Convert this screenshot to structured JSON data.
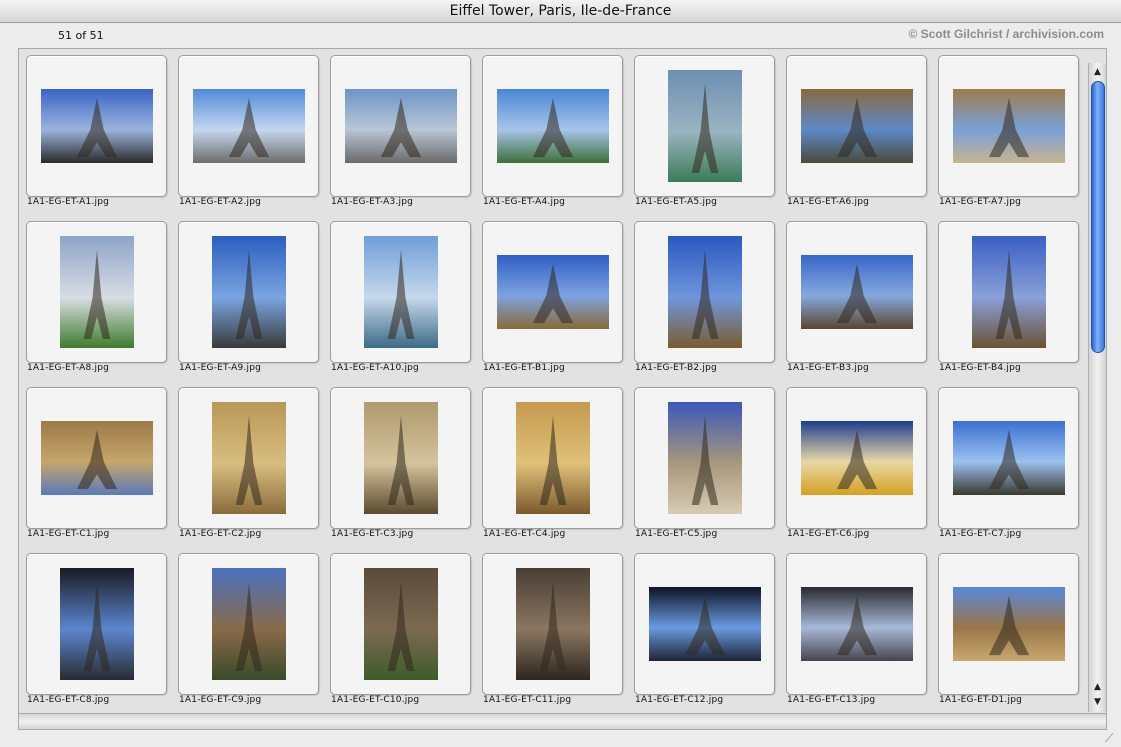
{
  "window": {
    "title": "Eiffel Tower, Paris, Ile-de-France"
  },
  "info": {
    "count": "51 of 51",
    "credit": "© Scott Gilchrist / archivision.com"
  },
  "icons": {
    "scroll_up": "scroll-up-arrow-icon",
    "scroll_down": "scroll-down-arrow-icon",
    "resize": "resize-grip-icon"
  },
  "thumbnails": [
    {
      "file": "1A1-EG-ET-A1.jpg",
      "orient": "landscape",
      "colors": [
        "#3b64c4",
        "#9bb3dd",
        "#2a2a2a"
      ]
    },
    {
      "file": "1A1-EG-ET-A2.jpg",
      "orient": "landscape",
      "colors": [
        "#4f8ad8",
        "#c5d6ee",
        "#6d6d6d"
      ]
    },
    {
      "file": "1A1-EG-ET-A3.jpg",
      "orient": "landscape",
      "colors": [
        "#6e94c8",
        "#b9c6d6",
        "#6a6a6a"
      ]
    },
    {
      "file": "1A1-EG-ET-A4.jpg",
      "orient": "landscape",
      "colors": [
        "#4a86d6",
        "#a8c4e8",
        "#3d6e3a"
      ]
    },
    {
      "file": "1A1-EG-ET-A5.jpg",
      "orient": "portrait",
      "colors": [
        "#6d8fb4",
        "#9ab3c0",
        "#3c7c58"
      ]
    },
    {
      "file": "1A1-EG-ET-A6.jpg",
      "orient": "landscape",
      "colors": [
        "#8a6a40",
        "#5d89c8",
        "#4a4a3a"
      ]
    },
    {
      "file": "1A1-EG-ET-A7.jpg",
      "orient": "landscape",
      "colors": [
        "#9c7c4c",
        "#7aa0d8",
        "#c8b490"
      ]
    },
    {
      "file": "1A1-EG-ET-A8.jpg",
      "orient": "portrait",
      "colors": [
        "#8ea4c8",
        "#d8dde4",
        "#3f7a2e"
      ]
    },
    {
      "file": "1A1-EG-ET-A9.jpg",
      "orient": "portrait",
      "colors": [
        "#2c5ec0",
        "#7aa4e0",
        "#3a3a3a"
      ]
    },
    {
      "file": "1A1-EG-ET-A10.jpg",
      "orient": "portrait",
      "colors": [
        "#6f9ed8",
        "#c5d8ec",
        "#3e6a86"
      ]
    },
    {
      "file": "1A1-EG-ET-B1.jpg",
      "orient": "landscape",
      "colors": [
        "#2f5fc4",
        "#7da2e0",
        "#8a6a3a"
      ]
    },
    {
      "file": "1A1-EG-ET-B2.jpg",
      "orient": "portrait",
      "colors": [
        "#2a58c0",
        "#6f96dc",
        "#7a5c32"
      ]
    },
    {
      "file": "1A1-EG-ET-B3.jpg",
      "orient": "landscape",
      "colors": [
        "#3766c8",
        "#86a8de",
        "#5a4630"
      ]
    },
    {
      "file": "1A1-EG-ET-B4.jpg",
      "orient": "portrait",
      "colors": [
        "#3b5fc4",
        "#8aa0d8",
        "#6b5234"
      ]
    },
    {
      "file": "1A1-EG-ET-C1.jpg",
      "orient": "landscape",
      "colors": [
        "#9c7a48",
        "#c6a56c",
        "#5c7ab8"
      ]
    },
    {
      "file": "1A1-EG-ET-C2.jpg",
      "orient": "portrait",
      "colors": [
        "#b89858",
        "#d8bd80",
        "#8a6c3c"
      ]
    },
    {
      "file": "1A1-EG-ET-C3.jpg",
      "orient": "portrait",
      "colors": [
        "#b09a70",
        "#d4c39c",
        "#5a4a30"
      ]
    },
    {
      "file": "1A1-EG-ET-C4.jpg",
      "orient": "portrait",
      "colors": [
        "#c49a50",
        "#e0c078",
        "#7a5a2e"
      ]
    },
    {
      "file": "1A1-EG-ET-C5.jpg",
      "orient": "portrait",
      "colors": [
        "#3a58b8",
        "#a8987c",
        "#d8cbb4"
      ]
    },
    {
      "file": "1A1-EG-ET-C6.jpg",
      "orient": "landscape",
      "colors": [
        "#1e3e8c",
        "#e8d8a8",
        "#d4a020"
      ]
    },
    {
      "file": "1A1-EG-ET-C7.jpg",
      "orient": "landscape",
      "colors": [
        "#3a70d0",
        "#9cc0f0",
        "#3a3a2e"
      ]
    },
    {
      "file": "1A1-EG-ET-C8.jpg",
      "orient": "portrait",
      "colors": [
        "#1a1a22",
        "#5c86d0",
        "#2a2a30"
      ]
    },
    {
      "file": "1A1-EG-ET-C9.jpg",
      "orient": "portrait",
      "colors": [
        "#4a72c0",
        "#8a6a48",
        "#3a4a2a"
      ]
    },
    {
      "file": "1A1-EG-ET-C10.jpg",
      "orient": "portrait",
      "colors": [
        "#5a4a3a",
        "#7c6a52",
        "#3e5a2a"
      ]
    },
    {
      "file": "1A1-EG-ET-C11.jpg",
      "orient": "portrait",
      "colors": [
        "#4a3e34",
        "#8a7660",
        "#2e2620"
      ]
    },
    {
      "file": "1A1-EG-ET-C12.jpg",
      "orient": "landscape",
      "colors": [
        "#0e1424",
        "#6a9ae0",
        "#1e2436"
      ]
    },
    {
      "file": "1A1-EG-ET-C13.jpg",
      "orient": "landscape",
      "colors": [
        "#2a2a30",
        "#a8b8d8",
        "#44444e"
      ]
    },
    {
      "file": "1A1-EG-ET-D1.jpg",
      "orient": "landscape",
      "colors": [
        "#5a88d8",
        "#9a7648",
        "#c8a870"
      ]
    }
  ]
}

_ _ _ _

▸ WHAT THIS TASK INVOLVES: Give the number of lines in the listing above that hold the string "arrow", with nothing else.

▸ COMPLETE ANSWER: 2